== Records supplied
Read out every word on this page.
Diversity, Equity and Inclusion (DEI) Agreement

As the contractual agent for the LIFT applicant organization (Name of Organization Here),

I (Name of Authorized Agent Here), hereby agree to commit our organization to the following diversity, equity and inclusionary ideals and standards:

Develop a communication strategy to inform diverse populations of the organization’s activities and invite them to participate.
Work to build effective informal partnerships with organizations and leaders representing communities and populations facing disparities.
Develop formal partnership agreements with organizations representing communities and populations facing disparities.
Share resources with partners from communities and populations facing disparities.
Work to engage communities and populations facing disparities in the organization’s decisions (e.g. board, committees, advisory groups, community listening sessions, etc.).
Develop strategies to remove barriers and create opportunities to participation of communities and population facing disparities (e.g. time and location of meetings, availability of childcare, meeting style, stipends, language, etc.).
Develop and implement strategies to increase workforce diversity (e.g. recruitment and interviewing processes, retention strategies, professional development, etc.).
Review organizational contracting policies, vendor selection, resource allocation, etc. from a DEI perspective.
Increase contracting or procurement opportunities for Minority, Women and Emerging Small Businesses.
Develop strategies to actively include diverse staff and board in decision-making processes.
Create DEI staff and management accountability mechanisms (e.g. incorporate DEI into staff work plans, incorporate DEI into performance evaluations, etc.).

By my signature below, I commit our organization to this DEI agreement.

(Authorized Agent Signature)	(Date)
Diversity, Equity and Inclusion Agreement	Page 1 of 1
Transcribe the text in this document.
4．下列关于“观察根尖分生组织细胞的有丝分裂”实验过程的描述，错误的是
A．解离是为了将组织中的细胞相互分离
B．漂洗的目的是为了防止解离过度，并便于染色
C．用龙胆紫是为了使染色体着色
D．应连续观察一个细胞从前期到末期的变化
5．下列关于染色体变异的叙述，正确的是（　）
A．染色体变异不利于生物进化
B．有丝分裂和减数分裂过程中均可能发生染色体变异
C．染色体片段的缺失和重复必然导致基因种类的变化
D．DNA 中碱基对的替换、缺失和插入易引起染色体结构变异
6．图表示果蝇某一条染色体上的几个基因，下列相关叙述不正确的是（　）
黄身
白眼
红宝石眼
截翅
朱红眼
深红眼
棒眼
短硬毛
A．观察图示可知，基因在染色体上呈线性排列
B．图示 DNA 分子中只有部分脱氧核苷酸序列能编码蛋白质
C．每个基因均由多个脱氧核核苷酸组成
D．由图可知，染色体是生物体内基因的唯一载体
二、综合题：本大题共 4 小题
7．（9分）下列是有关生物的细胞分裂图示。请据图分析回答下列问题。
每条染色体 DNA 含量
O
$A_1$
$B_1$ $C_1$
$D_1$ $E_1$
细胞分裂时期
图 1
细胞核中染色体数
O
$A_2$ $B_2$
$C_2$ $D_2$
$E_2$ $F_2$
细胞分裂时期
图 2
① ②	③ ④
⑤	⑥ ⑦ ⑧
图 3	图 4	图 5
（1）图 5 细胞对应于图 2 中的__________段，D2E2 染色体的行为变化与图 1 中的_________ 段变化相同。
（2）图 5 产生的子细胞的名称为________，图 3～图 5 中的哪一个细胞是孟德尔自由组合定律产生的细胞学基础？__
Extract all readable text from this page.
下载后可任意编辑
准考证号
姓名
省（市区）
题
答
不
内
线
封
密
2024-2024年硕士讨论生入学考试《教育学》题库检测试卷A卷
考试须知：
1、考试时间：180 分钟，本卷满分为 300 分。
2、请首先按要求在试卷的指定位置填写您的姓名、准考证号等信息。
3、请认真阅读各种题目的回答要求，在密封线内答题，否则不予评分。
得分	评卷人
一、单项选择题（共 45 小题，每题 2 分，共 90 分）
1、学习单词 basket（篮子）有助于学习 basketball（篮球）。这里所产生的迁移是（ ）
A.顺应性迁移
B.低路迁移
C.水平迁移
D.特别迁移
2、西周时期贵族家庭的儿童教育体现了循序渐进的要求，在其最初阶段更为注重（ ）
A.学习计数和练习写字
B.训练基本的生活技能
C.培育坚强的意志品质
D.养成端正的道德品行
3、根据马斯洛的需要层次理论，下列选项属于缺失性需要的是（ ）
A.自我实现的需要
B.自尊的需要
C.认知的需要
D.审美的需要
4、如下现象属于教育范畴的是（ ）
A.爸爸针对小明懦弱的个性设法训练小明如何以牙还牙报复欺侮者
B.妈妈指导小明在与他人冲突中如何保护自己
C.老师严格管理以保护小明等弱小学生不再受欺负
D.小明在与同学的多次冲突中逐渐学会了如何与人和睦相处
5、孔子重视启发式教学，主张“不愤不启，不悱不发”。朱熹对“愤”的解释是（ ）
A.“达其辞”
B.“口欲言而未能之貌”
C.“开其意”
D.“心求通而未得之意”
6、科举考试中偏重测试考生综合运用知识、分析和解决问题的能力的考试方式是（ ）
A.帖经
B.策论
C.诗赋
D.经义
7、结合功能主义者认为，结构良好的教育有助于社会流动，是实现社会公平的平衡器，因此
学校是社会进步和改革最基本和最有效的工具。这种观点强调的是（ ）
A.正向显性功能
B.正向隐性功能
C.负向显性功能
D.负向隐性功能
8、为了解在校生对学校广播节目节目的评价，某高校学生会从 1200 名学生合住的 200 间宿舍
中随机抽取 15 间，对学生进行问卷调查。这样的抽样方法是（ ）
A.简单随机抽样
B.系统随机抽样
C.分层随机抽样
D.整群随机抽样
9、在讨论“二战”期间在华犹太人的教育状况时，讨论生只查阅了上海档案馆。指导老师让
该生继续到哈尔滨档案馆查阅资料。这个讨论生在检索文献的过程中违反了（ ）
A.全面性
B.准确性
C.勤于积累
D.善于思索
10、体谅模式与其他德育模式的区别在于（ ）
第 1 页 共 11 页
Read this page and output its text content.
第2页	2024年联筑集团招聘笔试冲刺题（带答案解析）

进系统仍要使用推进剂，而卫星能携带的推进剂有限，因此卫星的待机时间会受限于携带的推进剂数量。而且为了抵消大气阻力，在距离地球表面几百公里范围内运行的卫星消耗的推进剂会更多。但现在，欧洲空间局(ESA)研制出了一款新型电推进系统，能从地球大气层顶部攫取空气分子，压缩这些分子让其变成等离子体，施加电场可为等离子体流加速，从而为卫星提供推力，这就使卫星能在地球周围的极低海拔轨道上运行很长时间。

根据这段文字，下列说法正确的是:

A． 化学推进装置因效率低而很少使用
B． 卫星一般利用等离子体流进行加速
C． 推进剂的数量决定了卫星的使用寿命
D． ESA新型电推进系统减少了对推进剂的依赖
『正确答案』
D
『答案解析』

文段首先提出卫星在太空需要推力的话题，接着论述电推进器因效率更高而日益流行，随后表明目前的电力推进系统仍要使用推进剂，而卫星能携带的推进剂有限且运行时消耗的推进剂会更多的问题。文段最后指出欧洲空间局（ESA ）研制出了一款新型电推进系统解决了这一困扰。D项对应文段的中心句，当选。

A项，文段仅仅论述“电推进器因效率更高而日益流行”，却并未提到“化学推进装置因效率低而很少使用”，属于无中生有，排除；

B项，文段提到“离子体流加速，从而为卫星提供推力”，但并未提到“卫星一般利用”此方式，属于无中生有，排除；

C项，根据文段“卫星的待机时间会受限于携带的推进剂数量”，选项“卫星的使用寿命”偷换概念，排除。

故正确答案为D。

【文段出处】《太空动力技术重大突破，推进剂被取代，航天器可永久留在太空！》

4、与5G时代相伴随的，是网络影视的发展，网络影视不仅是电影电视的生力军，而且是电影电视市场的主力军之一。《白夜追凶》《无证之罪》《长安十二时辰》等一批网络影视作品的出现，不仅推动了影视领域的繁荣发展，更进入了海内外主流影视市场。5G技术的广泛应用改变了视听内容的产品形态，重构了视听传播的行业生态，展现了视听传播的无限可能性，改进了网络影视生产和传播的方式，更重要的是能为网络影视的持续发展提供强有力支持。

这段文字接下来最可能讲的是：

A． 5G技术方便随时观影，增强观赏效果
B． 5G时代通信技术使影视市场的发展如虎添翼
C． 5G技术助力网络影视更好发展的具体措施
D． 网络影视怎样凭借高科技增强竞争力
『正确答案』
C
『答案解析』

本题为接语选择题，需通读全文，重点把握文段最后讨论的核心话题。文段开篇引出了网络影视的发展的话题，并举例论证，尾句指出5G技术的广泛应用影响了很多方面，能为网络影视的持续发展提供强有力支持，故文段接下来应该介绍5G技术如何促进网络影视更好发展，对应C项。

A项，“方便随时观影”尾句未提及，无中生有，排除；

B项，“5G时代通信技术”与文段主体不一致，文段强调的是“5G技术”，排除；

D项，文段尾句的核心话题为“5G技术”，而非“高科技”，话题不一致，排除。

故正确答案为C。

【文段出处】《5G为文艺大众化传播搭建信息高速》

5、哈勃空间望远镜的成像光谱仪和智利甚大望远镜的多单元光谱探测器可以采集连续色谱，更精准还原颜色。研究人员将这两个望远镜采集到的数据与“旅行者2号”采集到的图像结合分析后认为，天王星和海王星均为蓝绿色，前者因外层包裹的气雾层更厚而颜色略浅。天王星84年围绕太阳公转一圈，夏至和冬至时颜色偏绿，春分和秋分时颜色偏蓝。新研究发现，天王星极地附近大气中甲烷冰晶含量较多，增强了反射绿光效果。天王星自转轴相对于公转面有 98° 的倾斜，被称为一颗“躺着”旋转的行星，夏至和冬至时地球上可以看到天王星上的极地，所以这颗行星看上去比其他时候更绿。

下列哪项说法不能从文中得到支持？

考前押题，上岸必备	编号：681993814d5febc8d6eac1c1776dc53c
====
*Exercise aim:*
Gather each line of the listing containing the word "文段出处" and show it.

*Result:*
【文段出处】《太空动力技术重大突破，推进剂被取代，航天器可永久留在太空！》
【文段出处】《5G为文艺大众化传播搭建信息高速》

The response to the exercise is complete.